• [Given task] Of all the lines in the records below, how many hold the word "circle"? Give the number alone.
○ ○ ○
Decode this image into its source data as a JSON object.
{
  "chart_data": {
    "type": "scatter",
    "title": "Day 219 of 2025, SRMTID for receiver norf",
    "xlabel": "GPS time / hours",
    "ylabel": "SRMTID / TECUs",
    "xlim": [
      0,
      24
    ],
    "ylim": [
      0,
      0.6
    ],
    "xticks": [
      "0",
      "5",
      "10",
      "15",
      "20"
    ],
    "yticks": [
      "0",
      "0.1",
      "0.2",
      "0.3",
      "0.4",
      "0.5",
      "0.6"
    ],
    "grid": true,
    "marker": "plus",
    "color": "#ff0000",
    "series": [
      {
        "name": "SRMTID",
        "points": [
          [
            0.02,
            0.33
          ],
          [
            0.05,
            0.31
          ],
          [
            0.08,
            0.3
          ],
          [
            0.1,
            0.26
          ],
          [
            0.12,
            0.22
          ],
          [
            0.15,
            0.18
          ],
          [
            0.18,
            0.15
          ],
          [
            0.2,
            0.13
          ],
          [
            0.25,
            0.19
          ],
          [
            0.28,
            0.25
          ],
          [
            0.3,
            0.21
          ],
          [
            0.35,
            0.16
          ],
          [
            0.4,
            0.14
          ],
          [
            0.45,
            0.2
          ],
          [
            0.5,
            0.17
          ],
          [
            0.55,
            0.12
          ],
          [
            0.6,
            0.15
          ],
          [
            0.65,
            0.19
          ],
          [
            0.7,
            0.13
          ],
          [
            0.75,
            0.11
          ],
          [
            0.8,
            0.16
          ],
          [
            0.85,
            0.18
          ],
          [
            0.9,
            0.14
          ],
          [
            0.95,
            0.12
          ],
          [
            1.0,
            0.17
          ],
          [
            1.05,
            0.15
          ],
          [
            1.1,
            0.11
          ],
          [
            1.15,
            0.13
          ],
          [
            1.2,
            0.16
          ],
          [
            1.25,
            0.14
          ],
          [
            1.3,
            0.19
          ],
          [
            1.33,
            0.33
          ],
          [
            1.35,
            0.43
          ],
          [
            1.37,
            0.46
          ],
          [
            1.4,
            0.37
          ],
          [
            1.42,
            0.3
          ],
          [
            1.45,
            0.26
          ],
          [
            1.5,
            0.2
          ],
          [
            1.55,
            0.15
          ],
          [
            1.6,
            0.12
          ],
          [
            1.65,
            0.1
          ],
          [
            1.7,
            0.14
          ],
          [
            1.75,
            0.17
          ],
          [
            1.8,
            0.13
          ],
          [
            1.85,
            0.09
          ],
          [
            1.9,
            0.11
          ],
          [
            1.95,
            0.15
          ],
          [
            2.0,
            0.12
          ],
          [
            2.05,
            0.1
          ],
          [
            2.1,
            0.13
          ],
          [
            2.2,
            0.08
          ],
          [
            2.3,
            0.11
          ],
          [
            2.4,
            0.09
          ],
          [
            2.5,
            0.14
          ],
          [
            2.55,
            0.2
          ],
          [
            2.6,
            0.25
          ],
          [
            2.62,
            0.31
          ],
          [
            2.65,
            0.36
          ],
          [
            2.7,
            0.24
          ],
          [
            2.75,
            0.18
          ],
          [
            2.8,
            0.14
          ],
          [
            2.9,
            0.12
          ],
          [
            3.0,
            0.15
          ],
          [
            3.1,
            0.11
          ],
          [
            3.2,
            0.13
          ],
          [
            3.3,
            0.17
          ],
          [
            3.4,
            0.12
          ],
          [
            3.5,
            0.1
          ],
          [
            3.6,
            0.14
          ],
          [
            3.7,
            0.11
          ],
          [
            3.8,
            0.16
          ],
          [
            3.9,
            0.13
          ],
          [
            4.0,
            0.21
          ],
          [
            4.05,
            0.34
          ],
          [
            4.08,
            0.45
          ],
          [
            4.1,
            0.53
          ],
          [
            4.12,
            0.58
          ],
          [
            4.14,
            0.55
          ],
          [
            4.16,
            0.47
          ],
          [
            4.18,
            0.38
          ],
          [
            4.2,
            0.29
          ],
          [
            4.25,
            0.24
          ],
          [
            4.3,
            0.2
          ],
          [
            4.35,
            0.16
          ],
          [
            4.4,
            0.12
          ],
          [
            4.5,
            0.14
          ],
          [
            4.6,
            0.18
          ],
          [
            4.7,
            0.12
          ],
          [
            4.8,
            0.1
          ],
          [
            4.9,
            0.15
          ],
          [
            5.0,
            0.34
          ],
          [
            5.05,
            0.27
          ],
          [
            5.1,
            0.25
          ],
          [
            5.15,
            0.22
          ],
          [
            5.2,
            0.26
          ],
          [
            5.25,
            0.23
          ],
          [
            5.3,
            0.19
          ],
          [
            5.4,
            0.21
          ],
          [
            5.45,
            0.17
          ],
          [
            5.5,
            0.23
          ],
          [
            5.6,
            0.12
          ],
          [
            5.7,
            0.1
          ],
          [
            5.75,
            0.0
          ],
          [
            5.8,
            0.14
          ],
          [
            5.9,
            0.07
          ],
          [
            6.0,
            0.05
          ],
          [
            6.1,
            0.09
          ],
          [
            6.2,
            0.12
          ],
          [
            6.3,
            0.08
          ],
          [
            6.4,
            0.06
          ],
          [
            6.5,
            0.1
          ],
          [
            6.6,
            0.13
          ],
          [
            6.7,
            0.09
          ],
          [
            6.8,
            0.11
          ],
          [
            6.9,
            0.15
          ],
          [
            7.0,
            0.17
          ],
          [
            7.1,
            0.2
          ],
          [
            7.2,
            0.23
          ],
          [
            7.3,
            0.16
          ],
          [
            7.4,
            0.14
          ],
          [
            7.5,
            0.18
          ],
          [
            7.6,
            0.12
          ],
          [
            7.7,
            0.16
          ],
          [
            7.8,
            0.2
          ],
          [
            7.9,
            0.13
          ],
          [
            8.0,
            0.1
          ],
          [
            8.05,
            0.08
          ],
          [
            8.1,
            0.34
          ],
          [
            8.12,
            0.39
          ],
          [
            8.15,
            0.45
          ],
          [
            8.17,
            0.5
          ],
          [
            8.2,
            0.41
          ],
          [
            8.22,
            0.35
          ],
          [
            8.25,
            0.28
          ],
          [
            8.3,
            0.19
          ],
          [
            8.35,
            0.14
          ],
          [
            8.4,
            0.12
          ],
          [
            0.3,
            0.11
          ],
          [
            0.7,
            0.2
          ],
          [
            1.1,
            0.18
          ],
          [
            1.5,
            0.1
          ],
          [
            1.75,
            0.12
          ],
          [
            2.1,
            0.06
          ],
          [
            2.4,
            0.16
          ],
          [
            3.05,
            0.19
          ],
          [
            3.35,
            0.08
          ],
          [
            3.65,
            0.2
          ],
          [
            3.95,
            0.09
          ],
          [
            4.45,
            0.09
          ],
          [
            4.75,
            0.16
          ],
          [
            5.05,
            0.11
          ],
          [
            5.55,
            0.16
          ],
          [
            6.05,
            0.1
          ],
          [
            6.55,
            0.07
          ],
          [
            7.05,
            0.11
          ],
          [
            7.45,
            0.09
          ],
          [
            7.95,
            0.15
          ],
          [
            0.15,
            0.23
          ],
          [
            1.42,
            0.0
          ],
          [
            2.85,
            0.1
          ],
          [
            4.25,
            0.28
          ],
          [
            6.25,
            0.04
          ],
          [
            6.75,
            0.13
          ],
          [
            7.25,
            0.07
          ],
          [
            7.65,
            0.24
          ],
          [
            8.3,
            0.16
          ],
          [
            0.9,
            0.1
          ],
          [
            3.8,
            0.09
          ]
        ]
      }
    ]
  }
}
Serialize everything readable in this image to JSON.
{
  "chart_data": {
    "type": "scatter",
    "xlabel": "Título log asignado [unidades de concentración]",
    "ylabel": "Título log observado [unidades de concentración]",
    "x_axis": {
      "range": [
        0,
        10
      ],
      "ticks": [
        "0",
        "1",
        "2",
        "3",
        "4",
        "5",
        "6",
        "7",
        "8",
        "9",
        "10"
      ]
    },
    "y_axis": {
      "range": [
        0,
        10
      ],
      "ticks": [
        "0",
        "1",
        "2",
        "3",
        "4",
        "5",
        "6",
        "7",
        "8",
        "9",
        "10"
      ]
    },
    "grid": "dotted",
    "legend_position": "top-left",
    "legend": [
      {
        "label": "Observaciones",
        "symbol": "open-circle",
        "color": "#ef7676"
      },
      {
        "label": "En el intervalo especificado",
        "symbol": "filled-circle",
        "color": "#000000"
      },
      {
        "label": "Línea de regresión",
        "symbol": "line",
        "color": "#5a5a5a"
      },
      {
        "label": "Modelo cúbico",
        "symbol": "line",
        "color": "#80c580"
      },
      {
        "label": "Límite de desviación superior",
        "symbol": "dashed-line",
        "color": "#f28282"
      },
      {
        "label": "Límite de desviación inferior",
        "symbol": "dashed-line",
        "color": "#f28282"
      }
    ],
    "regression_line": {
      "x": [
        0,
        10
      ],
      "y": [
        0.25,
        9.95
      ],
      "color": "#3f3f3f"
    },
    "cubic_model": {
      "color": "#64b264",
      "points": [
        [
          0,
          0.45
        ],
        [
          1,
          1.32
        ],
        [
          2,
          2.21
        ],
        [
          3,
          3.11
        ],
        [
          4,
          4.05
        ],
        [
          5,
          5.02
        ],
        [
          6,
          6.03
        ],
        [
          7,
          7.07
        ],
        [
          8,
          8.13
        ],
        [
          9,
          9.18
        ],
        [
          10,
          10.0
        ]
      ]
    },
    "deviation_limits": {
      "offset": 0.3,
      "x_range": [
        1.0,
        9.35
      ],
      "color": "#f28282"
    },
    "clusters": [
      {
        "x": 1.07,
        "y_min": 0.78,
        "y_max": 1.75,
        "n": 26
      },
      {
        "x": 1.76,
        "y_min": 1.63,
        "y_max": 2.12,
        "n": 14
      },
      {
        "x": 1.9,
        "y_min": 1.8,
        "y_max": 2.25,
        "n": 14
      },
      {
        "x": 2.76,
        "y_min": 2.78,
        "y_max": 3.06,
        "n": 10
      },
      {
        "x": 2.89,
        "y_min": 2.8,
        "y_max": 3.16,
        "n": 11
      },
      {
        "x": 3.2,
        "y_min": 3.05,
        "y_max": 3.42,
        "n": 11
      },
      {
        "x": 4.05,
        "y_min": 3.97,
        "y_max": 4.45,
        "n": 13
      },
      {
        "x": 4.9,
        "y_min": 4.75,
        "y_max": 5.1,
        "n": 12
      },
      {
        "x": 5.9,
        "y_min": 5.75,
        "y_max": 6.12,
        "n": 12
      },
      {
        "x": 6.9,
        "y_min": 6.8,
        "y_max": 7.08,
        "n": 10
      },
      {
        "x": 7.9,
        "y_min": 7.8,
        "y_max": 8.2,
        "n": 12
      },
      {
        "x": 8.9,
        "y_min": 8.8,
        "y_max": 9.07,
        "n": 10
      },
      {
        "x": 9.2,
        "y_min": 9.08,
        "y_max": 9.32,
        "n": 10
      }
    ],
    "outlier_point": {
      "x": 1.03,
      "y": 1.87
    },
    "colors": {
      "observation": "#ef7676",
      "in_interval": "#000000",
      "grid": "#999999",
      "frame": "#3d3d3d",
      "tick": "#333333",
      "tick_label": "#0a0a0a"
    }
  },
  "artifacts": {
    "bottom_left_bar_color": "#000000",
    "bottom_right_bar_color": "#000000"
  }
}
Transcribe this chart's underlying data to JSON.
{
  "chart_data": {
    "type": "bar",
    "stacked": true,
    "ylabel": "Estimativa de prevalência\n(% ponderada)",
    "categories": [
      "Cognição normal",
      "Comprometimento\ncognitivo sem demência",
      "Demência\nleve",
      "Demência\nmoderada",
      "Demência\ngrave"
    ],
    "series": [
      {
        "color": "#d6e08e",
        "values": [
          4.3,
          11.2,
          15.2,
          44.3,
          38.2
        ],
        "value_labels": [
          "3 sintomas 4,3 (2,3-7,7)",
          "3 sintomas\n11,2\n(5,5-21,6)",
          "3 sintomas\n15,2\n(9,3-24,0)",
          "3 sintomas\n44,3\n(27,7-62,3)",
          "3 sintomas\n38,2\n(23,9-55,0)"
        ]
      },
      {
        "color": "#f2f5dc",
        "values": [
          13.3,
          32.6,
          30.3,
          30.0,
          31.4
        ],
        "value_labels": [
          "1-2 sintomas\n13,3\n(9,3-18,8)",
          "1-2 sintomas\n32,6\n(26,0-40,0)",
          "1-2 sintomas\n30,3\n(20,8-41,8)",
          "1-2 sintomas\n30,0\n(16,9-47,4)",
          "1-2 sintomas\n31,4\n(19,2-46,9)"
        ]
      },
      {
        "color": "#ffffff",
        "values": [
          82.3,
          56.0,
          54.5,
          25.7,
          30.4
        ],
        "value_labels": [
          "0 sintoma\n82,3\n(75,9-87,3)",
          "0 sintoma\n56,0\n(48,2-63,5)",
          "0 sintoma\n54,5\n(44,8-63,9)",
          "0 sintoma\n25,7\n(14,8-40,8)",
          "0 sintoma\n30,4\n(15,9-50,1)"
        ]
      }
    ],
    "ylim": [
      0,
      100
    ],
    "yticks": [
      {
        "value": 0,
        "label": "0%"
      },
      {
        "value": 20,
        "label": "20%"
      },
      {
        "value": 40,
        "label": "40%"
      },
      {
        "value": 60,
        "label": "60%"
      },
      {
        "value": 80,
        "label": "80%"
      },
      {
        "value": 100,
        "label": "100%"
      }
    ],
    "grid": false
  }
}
○ ○ ○
• [Answer to this exercise] 2